--- Data section ---
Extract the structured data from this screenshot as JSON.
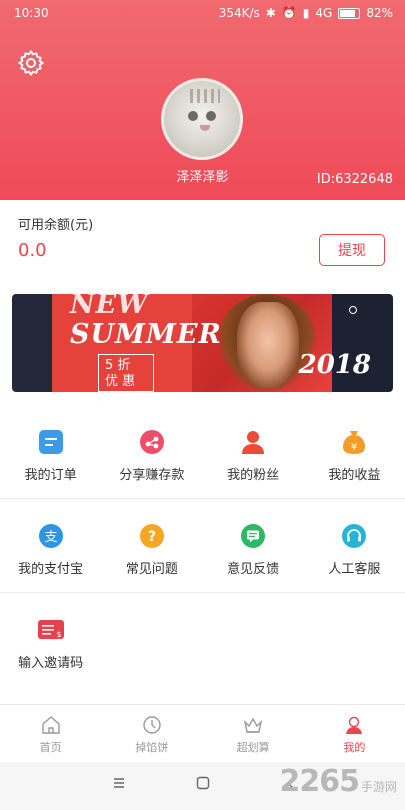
{
  "status_bar": {
    "time": "10:30",
    "speed": "354K/s",
    "network": "4G",
    "battery": "82%",
    "battery_level": 0.82
  },
  "profile": {
    "username": "泽泽泽影",
    "user_id": "ID:6322648"
  },
  "balance": {
    "label": "可用余额(元)",
    "value": "0.0",
    "withdraw_label": "提现"
  },
  "banner": {
    "title_line1": "NEW",
    "title_line2": "SUMMER",
    "sale_line1": "5 折",
    "sale_line2": "优 惠",
    "year": "2018"
  },
  "menu": {
    "row1": [
      {
        "label": "我的订单",
        "icon": "order-icon",
        "color": "#3a9be8"
      },
      {
        "label": "分享赚存款",
        "icon": "share-icon",
        "color": "#ee4e6a"
      },
      {
        "label": "我的粉丝",
        "icon": "fans-icon",
        "color": "#ee4a3a"
      },
      {
        "label": "我的收益",
        "icon": "income-icon",
        "color": "#f29c2a"
      }
    ],
    "row2": [
      {
        "label": "我的支付宝",
        "icon": "alipay-icon",
        "color": "#2a96e4"
      },
      {
        "label": "常见问题",
        "icon": "question-icon",
        "color": "#f5a623"
      },
      {
        "label": "意见反馈",
        "icon": "feedback-icon",
        "color": "#2db866"
      },
      {
        "label": "人工客服",
        "icon": "headset-icon",
        "color": "#27b3d8"
      }
    ],
    "row3": [
      {
        "label": "输入邀请码",
        "icon": "invite-code-icon",
        "color": "#e4424c"
      }
    ]
  },
  "tabbar": {
    "tabs": [
      {
        "label": "首页",
        "icon": "home-icon"
      },
      {
        "label": "掉馅饼",
        "icon": "pie-icon"
      },
      {
        "label": "超划算",
        "icon": "crown-icon"
      },
      {
        "label": "我的",
        "icon": "profile-icon"
      }
    ],
    "active_index": 3
  },
  "watermark": {
    "brand": "2265",
    "suffix": "手游网"
  },
  "colors": {
    "accent": "#e8454f",
    "hero_top": "#f06a6f",
    "hero_bottom": "#ef4a58"
  }
}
---
» **Exercise goal**
Each entry must be retyped word for word, with every image omitted.

» **Response below**
Extract the structured data from this screenshot as JSON.
{
  "status_bar": {
    "time": "10:30",
    "speed": "354K/s",
    "network": "4G",
    "battery": "82%",
    "battery_level": 0.82
  },
  "profile": {
    "username": "泽泽泽影",
    "user_id": "ID:6322648"
  },
  "balance": {
    "label": "可用余额(元)",
    "value": "0.0",
    "withdraw_label": "提现"
  },
  "banner": {
    "title_line1": "NEW",
    "title_line2": "SUMMER",
    "sale_line1": "5 折",
    "sale_line2": "优 惠",
    "year": "2018"
  },
  "menu": {
    "row1": [
      {
        "label": "我的订单",
        "icon": "order-icon",
        "color": "#3a9be8"
      },
      {
        "label": "分享赚存款",
        "icon": "share-icon",
        "color": "#ee4e6a"
      },
      {
        "label": "我的粉丝",
        "icon": "fans-icon",
        "color": "#ee4a3a"
      },
      {
        "label": "我的收益",
        "icon": "income-icon",
        "color": "#f29c2a"
      }
    ],
    "row2": [
      {
        "label": "我的支付宝",
        "icon": "alipay-icon",
        "color": "#2a96e4"
      },
      {
        "label": "常见问题",
        "icon": "question-icon",
        "color": "#f5a623"
      },
      {
        "label": "意见反馈",
        "icon": "feedback-icon",
        "color": "#2db866"
      },
      {
        "label": "人工客服",
        "icon": "headset-icon",
        "color": "#27b3d8"
      }
    ],
    "row3": [
      {
        "label": "输入邀请码",
        "icon": "invite-code-icon",
        "color": "#e4424c"
      }
    ]
  },
  "tabbar": {
    "tabs": [
      {
        "label": "首页",
        "icon": "home-icon"
      },
      {
        "label": "掉馅饼",
        "icon": "pie-icon"
      },
      {
        "label": "超划算",
        "icon": "crown-icon"
      },
      {
        "label": "我的",
        "icon": "profile-icon"
      }
    ],
    "active_index": 3
  },
  "watermark": {
    "brand": "2265",
    "suffix": "手游网"
  },
  "colors": {
    "accent": "#e8454f",
    "hero_top": "#f06a6f",
    "hero_bottom": "#ef4a58"
  }
}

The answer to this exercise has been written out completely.